--- Problem statement ---
Wherever the string "deep" shows up in a line, count that line. Give the total alone.

· · · ·

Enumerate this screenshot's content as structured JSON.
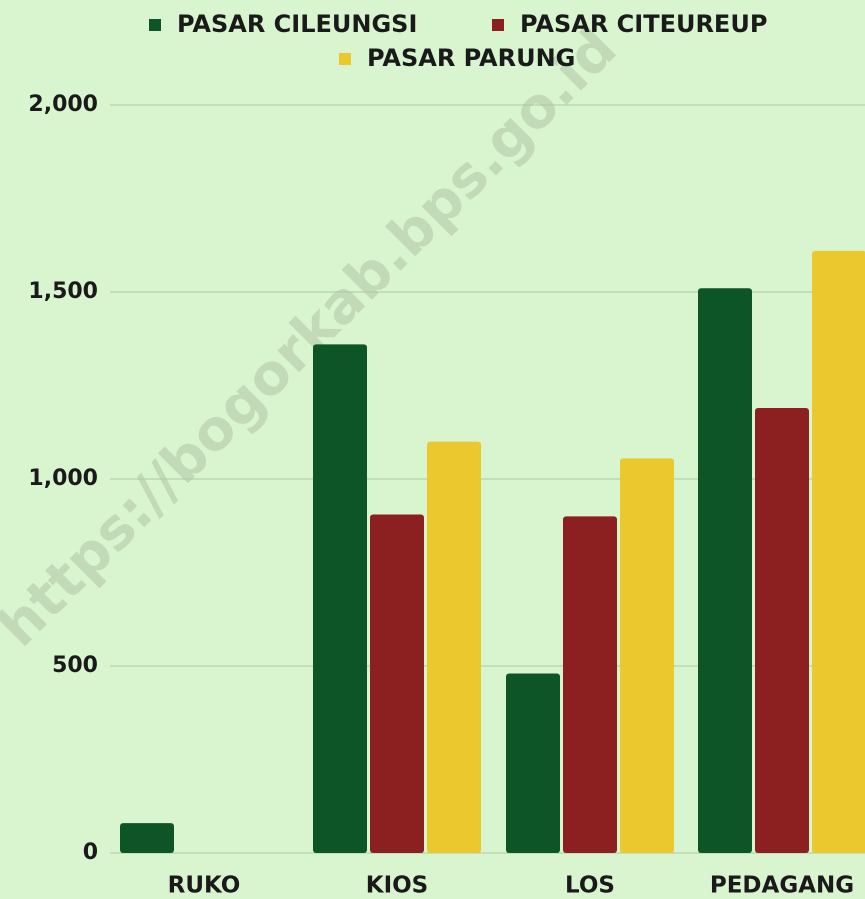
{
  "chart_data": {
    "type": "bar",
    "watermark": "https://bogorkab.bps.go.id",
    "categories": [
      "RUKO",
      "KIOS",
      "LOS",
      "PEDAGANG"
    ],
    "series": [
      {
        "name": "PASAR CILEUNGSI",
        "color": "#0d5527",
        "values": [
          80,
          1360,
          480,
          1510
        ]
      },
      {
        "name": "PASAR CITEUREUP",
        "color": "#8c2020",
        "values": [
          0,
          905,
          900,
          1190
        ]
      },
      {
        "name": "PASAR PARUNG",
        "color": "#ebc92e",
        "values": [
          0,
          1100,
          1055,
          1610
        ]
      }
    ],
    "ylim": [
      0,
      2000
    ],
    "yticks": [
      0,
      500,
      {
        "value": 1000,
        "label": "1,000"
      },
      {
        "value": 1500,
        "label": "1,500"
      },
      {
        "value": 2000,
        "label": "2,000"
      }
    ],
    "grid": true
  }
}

· · · ·

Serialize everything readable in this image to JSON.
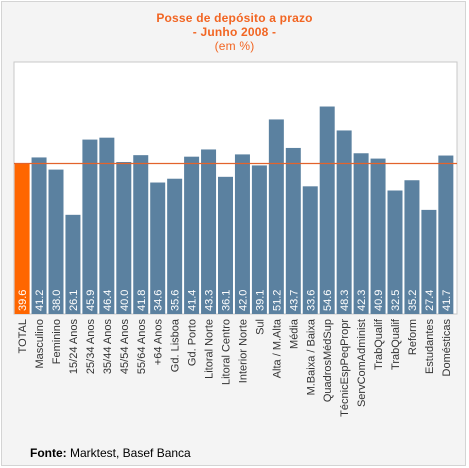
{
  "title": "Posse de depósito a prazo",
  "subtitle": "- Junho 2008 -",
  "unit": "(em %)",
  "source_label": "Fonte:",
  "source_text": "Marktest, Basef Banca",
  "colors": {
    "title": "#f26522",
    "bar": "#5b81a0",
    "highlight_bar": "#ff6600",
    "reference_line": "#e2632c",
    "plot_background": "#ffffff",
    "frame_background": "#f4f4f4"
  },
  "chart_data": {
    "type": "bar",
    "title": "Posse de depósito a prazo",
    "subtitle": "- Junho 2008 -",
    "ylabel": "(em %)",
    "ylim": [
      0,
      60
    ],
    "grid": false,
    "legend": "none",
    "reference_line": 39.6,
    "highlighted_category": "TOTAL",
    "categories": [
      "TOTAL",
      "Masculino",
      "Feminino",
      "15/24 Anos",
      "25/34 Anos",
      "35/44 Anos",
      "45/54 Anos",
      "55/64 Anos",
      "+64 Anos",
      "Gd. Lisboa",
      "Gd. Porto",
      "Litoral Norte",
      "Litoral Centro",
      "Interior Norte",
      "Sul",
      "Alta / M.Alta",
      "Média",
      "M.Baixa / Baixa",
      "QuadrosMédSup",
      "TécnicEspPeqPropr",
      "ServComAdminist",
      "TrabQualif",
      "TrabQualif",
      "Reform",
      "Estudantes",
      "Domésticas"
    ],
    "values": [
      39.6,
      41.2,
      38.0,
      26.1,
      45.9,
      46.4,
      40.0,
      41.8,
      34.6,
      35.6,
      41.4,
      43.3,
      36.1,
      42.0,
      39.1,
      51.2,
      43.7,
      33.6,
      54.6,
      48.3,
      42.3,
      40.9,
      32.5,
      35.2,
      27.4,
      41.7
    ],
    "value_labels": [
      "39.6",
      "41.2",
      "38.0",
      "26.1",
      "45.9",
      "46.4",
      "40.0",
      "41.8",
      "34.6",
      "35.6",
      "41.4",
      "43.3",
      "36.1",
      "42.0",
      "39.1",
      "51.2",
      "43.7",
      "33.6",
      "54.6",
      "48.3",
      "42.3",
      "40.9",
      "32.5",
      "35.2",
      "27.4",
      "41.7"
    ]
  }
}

· · · ·

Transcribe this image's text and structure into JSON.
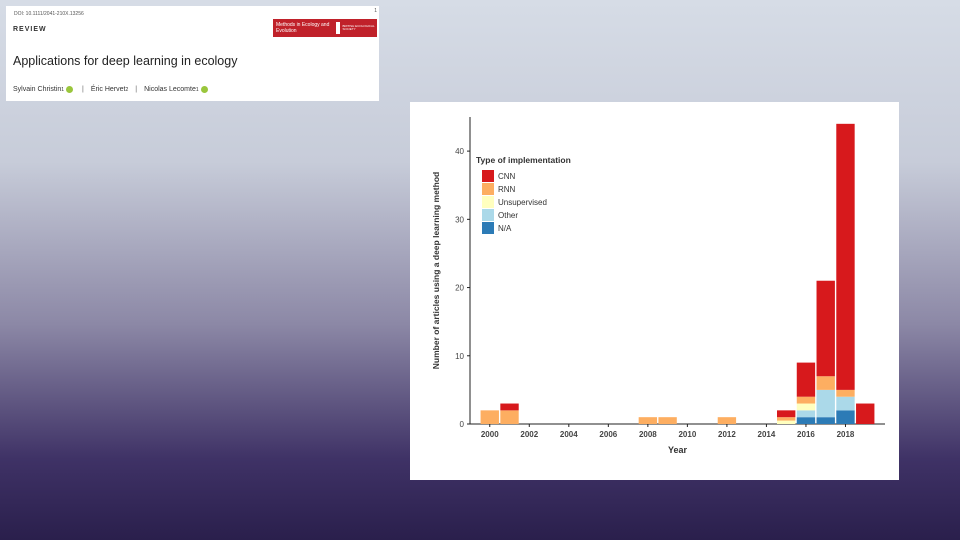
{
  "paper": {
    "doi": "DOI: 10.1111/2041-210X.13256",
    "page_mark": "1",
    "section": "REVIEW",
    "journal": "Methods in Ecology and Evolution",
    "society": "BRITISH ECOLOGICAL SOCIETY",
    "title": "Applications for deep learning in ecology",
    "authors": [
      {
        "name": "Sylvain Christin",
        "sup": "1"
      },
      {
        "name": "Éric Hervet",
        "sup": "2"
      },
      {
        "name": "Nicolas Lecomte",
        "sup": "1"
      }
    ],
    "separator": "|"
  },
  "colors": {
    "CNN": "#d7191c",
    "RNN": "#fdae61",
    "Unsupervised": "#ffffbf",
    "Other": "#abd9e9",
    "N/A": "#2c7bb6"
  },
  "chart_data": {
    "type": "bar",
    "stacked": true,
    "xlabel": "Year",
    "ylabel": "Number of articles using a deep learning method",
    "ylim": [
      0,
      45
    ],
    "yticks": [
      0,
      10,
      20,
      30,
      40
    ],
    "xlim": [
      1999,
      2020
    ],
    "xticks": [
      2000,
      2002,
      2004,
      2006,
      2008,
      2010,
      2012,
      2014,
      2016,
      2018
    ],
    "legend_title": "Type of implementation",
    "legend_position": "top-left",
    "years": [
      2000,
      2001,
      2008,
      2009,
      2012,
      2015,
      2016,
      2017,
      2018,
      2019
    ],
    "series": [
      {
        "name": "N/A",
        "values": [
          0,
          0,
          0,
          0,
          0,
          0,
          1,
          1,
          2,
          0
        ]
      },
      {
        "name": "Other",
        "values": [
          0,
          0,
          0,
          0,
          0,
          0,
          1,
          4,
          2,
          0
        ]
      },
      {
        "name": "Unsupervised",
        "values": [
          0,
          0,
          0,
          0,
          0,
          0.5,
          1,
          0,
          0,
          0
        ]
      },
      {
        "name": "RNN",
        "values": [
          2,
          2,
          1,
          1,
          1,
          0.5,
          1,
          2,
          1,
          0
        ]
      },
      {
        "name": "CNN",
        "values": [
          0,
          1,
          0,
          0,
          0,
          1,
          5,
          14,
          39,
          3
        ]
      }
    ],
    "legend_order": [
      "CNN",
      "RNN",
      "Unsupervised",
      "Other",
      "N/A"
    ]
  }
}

· · · ·

--- Finished task ---
2